### WHAT YOU ARE ASKED TO DO
Write out the entries below once more, exactly.

### ENTRIES SHOWN
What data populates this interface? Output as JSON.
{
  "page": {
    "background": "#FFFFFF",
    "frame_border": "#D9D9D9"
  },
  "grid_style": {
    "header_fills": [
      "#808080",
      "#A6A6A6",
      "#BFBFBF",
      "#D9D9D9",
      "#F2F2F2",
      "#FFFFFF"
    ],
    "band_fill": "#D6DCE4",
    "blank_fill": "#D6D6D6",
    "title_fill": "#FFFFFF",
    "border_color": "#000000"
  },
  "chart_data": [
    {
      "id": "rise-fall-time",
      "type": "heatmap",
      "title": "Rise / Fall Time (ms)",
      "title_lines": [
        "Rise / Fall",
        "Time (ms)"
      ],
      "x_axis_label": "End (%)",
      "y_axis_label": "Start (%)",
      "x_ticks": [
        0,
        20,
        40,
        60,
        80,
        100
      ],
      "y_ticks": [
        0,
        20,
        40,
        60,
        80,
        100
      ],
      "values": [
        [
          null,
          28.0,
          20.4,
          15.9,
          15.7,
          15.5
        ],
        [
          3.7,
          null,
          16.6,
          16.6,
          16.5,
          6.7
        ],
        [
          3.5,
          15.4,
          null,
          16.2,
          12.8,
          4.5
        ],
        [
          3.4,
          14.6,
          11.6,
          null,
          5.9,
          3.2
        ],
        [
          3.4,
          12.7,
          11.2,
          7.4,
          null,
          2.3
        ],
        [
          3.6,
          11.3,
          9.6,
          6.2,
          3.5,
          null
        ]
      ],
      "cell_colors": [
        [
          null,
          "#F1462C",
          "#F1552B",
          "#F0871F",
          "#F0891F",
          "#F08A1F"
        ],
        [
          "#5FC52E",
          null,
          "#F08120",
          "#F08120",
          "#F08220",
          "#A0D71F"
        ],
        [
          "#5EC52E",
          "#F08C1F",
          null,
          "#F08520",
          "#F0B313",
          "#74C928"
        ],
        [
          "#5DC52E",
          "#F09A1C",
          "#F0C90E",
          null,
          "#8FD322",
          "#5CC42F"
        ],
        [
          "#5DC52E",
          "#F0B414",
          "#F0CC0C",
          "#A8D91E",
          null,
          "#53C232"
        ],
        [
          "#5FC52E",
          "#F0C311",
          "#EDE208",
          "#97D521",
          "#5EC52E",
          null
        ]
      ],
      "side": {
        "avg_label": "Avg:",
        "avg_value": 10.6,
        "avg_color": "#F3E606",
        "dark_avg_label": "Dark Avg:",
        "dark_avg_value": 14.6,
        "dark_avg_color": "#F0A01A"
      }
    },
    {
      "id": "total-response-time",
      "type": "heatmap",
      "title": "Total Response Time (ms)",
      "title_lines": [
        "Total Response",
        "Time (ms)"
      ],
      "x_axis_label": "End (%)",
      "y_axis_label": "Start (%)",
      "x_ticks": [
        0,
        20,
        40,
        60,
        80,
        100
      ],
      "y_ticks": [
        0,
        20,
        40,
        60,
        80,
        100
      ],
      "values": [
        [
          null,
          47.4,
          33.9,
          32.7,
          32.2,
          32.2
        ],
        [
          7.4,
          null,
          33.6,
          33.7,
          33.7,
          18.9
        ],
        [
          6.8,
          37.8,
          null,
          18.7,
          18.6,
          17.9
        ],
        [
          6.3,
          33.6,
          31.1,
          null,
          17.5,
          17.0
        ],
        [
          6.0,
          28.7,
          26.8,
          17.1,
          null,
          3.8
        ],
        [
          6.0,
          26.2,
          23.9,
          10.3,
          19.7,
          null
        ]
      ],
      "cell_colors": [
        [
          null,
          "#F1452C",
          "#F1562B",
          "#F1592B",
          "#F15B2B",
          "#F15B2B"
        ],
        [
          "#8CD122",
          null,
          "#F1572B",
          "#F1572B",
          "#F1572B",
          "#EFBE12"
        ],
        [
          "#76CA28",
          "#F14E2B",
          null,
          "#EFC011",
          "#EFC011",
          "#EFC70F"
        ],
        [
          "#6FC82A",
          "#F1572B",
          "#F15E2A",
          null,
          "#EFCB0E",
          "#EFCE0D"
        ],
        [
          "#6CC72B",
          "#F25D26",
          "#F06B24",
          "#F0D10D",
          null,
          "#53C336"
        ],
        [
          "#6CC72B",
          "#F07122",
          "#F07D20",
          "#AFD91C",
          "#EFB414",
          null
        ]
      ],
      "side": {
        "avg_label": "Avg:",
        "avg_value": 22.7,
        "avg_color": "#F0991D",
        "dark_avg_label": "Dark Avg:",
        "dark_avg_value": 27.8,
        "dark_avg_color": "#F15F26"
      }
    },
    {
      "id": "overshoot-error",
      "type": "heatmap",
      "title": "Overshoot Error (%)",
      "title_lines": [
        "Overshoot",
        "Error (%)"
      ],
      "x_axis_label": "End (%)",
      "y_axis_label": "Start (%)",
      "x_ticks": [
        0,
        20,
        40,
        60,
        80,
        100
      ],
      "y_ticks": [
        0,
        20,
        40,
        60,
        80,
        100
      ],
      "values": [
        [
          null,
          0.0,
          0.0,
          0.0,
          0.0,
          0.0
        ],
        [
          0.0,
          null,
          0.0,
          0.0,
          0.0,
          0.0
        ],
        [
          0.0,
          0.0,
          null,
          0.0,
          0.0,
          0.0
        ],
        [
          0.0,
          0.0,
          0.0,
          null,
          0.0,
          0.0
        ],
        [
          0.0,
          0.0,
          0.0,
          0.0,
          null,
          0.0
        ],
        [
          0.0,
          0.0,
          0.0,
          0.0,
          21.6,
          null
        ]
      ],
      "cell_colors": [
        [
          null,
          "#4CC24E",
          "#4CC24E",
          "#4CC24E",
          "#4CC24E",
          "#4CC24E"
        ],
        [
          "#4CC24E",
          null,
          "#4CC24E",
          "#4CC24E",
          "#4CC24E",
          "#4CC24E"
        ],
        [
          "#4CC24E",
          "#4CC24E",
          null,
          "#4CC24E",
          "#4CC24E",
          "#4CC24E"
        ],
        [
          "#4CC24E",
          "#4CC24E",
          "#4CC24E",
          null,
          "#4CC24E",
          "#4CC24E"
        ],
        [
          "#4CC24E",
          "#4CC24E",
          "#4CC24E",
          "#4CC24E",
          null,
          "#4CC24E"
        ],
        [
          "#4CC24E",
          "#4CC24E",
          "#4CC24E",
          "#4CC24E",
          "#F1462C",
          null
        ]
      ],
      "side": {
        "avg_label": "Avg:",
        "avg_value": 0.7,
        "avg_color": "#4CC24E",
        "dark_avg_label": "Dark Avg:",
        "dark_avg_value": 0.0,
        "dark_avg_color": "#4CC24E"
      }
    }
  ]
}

### EXPECTED OUTPUT
What data populates this interface? Output as JSON.
{
  "page": {
    "background": "#FFFFFF",
    "frame_border": "#D9D9D9"
  },
  "grid_style": {
    "header_fills": [
      "#808080",
      "#A6A6A6",
      "#BFBFBF",
      "#D9D9D9",
      "#F2F2F2",
      "#FFFFFF"
    ],
    "band_fill": "#D6DCE4",
    "blank_fill": "#D6D6D6",
    "title_fill": "#FFFFFF",
    "border_color": "#000000"
  },
  "chart_data": [
    {
      "id": "rise-fall-time",
      "type": "heatmap",
      "title": "Rise / Fall Time (ms)",
      "title_lines": [
        "Rise / Fall",
        "Time (ms)"
      ],
      "x_axis_label": "End (%)",
      "y_axis_label": "Start (%)",
      "x_ticks": [
        0,
        20,
        40,
        60,
        80,
        100
      ],
      "y_ticks": [
        0,
        20,
        40,
        60,
        80,
        100
      ],
      "values": [
        [
          null,
          28.0,
          20.4,
          15.9,
          15.7,
          15.5
        ],
        [
          3.7,
          null,
          16.6,
          16.6,
          16.5,
          6.7
        ],
        [
          3.5,
          15.4,
          null,
          16.2,
          12.8,
          4.5
        ],
        [
          3.4,
          14.6,
          11.6,
          null,
          5.9,
          3.2
        ],
        [
          3.4,
          12.7,
          11.2,
          7.4,
          null,
          2.3
        ],
        [
          3.6,
          11.3,
          9.6,
          6.2,
          3.5,
          null
        ]
      ],
      "cell_colors": [
        [
          null,
          "#F1462C",
          "#F1552B",
          "#F0871F",
          "#F0891F",
          "#F08A1F"
        ],
        [
          "#5FC52E",
          null,
          "#F08120",
          "#F08120",
          "#F08220",
          "#A0D71F"
        ],
        [
          "#5EC52E",
          "#F08C1F",
          null,
          "#F08520",
          "#F0B313",
          "#74C928"
        ],
        [
          "#5DC52E",
          "#F09A1C",
          "#F0C90E",
          null,
          "#8FD322",
          "#5CC42F"
        ],
        [
          "#5DC52E",
          "#F0B414",
          "#F0CC0C",
          "#A8D91E",
          null,
          "#53C232"
        ],
        [
          "#5FC52E",
          "#F0C311",
          "#EDE208",
          "#97D521",
          "#5EC52E",
          null
        ]
      ],
      "side": {
        "avg_label": "Avg:",
        "avg_value": 10.6,
        "avg_color": "#F3E606",
        "dark_avg_label": "Dark Avg:",
        "dark_avg_value": 14.6,
        "dark_avg_color": "#F0A01A"
      }
    },
    {
      "id": "total-response-time",
      "type": "heatmap",
      "title": "Total Response Time (ms)",
      "title_lines": [
        "Total Response",
        "Time (ms)"
      ],
      "x_axis_label": "End (%)",
      "y_axis_label": "Start (%)",
      "x_ticks": [
        0,
        20,
        40,
        60,
        80,
        100
      ],
      "y_ticks": [
        0,
        20,
        40,
        60,
        80,
        100
      ],
      "values": [
        [
          null,
          47.4,
          33.9,
          32.7,
          32.2,
          32.2
        ],
        [
          7.4,
          null,
          33.6,
          33.7,
          33.7,
          18.9
        ],
        [
          6.8,
          37.8,
          null,
          18.7,
          18.6,
          17.9
        ],
        [
          6.3,
          33.6,
          31.1,
          null,
          17.5,
          17.0
        ],
        [
          6.0,
          28.7,
          26.8,
          17.1,
          null,
          3.8
        ],
        [
          6.0,
          26.2,
          23.9,
          10.3,
          19.7,
          null
        ]
      ],
      "cell_colors": [
        [
          null,
          "#F1452C",
          "#F1562B",
          "#F1592B",
          "#F15B2B",
          "#F15B2B"
        ],
        [
          "#8CD122",
          null,
          "#F1572B",
          "#F1572B",
          "#F1572B",
          "#EFBE12"
        ],
        [
          "#76CA28",
          "#F14E2B",
          null,
          "#EFC011",
          "#EFC011",
          "#EFC70F"
        ],
        [
          "#6FC82A",
          "#F1572B",
          "#F15E2A",
          null,
          "#EFCB0E",
          "#EFCE0D"
        ],
        [
          "#6CC72B",
          "#F25D26",
          "#F06B24",
          "#F0D10D",
          null,
          "#53C336"
        ],
        [
          "#6CC72B",
          "#F07122",
          "#F07D20",
          "#AFD91C",
          "#EFB414",
          null
        ]
      ],
      "side": {
        "avg_label": "Avg:",
        "avg_value": 22.7,
        "avg_color": "#F0991D",
        "dark_avg_label": "Dark Avg:",
        "dark_avg_value": 27.8,
        "dark_avg_color": "#F15F26"
      }
    },
    {
      "id": "overshoot-error",
      "type": "heatmap",
      "title": "Overshoot Error (%)",
      "title_lines": [
        "Overshoot",
        "Error (%)"
      ],
      "x_axis_label": "End (%)",
      "y_axis_label": "Start (%)",
      "x_ticks": [
        0,
        20,
        40,
        60,
        80,
        100
      ],
      "y_ticks": [
        0,
        20,
        40,
        60,
        80,
        100
      ],
      "values": [
        [
          null,
          0.0,
          0.0,
          0.0,
          0.0,
          0.0
        ],
        [
          0.0,
          null,
          0.0,
          0.0,
          0.0,
          0.0
        ],
        [
          0.0,
          0.0,
          null,
          0.0,
          0.0,
          0.0
        ],
        [
          0.0,
          0.0,
          0.0,
          null,
          0.0,
          0.0
        ],
        [
          0.0,
          0.0,
          0.0,
          0.0,
          null,
          0.0
        ],
        [
          0.0,
          0.0,
          0.0,
          0.0,
          21.6,
          null
        ]
      ],
      "cell_colors": [
        [
          null,
          "#4CC24E",
          "#4CC24E",
          "#4CC24E",
          "#4CC24E",
          "#4CC24E"
        ],
        [
          "#4CC24E",
          null,
          "#4CC24E",
          "#4CC24E",
          "#4CC24E",
          "#4CC24E"
        ],
        [
          "#4CC24E",
          "#4CC24E",
          null,
          "#4CC24E",
          "#4CC24E",
          "#4CC24E"
        ],
        [
          "#4CC24E",
          "#4CC24E",
          "#4CC24E",
          null,
          "#4CC24E",
          "#4CC24E"
        ],
        [
          "#4CC24E",
          "#4CC24E",
          "#4CC24E",
          "#4CC24E",
          null,
          "#4CC24E"
        ],
        [
          "#4CC24E",
          "#4CC24E",
          "#4CC24E",
          "#4CC24E",
          "#F1462C",
          null
        ]
      ],
      "side": {
        "avg_label": "Avg:",
        "avg_value": 0.7,
        "avg_color": "#4CC24E",
        "dark_avg_label": "Dark Avg:",
        "dark_avg_value": 0.0,
        "dark_avg_color": "#4CC24E"
      }
    }
  ]
}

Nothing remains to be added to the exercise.